>> Start Data for this task

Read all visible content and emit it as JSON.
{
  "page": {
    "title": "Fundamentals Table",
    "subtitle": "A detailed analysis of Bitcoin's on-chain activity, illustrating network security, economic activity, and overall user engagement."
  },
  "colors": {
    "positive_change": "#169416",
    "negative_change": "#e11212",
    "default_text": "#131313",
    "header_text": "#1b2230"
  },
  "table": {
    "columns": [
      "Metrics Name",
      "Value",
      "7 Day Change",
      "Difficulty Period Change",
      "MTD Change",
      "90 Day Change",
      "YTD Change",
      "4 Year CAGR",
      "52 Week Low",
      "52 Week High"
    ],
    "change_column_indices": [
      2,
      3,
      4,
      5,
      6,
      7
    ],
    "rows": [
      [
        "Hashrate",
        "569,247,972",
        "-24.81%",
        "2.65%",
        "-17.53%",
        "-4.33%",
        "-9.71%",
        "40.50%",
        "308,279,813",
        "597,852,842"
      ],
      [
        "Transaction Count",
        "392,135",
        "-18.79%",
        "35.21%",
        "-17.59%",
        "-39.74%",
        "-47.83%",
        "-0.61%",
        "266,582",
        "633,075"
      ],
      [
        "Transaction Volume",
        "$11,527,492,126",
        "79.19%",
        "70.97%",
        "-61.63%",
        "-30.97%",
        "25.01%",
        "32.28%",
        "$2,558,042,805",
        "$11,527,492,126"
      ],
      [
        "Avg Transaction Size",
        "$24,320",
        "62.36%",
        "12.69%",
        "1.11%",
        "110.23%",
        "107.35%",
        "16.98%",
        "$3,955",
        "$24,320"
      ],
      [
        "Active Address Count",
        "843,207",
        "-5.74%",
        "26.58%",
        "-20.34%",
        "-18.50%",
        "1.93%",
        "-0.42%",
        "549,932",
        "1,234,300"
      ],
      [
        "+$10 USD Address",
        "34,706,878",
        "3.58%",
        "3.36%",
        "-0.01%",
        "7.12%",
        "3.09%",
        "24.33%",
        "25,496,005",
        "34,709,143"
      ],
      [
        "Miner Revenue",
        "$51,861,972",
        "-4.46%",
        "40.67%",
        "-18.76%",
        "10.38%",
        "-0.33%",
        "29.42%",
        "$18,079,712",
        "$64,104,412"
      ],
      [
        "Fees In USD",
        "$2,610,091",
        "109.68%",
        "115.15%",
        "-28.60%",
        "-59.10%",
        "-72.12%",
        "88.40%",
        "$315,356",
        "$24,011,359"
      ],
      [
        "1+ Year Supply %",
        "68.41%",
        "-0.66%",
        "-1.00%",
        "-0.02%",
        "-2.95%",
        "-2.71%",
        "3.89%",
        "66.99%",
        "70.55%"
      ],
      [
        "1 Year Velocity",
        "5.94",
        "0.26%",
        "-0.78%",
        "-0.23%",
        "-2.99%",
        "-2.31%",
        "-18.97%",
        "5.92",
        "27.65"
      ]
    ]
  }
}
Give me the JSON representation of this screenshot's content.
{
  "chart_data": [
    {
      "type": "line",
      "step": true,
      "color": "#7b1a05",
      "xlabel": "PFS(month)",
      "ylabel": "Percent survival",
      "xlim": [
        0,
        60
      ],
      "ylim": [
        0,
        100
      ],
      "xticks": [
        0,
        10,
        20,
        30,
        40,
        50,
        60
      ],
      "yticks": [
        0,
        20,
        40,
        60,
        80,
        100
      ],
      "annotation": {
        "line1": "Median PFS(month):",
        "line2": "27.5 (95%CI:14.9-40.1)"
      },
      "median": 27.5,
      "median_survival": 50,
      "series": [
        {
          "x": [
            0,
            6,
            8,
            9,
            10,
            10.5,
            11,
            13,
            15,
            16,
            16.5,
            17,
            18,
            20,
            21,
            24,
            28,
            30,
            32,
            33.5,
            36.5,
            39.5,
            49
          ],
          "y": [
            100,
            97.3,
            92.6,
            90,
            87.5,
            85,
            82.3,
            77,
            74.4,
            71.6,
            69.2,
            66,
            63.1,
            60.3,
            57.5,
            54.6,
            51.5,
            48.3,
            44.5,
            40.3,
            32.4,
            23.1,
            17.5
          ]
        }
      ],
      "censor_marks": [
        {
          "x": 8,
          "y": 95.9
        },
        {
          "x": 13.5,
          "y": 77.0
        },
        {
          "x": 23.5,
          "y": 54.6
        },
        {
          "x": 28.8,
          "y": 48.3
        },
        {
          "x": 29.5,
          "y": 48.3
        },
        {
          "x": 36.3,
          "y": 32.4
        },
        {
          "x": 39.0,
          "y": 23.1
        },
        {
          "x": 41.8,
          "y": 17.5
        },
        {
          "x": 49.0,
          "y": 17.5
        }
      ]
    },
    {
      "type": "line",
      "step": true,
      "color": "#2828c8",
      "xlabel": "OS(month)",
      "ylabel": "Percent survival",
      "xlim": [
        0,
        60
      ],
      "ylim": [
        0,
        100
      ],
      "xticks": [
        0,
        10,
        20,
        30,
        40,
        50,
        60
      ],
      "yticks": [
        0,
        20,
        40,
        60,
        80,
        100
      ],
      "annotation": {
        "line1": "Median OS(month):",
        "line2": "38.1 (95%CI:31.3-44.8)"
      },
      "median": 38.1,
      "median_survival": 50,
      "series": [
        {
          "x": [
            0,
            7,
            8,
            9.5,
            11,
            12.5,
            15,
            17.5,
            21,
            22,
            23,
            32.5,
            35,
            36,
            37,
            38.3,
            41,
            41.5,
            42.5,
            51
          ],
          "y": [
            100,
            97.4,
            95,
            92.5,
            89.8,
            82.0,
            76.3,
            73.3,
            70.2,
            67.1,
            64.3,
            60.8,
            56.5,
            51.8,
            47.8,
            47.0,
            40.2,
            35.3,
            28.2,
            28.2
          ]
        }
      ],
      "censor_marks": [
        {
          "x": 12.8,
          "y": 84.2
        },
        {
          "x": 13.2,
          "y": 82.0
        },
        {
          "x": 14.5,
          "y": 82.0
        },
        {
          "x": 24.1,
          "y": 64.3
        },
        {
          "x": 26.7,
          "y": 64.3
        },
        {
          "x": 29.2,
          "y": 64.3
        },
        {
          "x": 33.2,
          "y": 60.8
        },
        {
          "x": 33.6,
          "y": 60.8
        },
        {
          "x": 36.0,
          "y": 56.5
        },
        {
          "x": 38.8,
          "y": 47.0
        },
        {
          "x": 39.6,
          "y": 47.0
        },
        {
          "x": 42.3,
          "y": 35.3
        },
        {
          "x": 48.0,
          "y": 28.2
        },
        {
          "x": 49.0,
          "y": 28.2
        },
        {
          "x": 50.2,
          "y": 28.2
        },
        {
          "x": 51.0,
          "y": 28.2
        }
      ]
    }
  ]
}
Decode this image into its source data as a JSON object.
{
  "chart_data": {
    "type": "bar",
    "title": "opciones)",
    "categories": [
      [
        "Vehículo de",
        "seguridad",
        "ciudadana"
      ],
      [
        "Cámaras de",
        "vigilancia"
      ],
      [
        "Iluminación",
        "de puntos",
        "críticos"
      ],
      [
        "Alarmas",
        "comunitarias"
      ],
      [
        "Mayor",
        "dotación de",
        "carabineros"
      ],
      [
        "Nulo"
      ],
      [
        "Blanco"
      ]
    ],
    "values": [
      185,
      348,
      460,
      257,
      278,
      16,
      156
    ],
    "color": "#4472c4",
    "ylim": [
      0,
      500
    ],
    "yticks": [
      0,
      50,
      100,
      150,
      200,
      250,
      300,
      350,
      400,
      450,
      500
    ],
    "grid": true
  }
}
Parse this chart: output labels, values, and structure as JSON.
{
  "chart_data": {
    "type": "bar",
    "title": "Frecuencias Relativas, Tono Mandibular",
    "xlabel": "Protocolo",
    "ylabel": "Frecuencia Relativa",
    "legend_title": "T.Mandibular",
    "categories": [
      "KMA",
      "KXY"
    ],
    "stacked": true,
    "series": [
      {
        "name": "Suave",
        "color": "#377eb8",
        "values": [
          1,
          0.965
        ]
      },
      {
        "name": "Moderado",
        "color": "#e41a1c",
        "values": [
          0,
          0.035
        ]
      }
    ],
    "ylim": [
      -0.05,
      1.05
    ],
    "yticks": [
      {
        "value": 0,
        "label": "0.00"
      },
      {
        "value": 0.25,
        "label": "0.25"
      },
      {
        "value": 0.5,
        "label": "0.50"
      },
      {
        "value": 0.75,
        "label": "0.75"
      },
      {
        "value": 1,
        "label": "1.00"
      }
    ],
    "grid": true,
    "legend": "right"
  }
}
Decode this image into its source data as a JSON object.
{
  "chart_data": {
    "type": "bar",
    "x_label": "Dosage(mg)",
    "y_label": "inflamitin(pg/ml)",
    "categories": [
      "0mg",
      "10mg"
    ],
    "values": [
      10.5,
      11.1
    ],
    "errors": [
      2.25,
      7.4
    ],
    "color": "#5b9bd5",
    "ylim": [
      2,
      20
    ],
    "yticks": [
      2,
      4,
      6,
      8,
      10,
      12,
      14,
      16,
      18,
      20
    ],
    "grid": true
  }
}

>> End Data for this task

Keep only the lines from the one containing "Parse this chart: output" to the end of the entries, and repeat them exactly.

- Exercise result -
Parse this chart: output labels, values, and structure as JSON.
{
  "chart_data": {
    "type": "bar",
    "title": "Frecuencias Relativas, Tono Mandibular",
    "xlabel": "Protocolo",
    "ylabel": "Frecuencia Relativa",
    "legend_title": "T.Mandibular",
    "categories": [
      "KMA",
      "KXY"
    ],
    "stacked": true,
    "series": [
      {
        "name": "Suave",
        "color": "#377eb8",
        "values": [
          1,
          0.965
        ]
      },
      {
        "name": "Moderado",
        "color": "#e41a1c",
        "values": [
          0,
          0.035
        ]
      }
    ],
    "ylim": [
      -0.05,
      1.05
    ],
    "yticks": [
      {
        "value": 0,
        "label": "0.00"
      },
      {
        "value": 0.25,
        "label": "0.25"
      },
      {
        "value": 0.5,
        "label": "0.50"
      },
      {
        "value": 0.75,
        "label": "0.75"
      },
      {
        "value": 1,
        "label": "1.00"
      }
    ],
    "grid": true,
    "legend": "right"
  }
}
Decode this image into its source data as a JSON object.
{
  "chart_data": {
    "type": "bar",
    "x_label": "Dosage(mg)",
    "y_label": "inflamitin(pg/ml)",
    "categories": [
      "0mg",
      "10mg"
    ],
    "values": [
      10.5,
      11.1
    ],
    "errors": [
      2.25,
      7.4
    ],
    "color": "#5b9bd5",
    "ylim": [
      2,
      20
    ],
    "yticks": [
      2,
      4,
      6,
      8,
      10,
      12,
      14,
      16,
      18,
      20
    ],
    "grid": true
  }
}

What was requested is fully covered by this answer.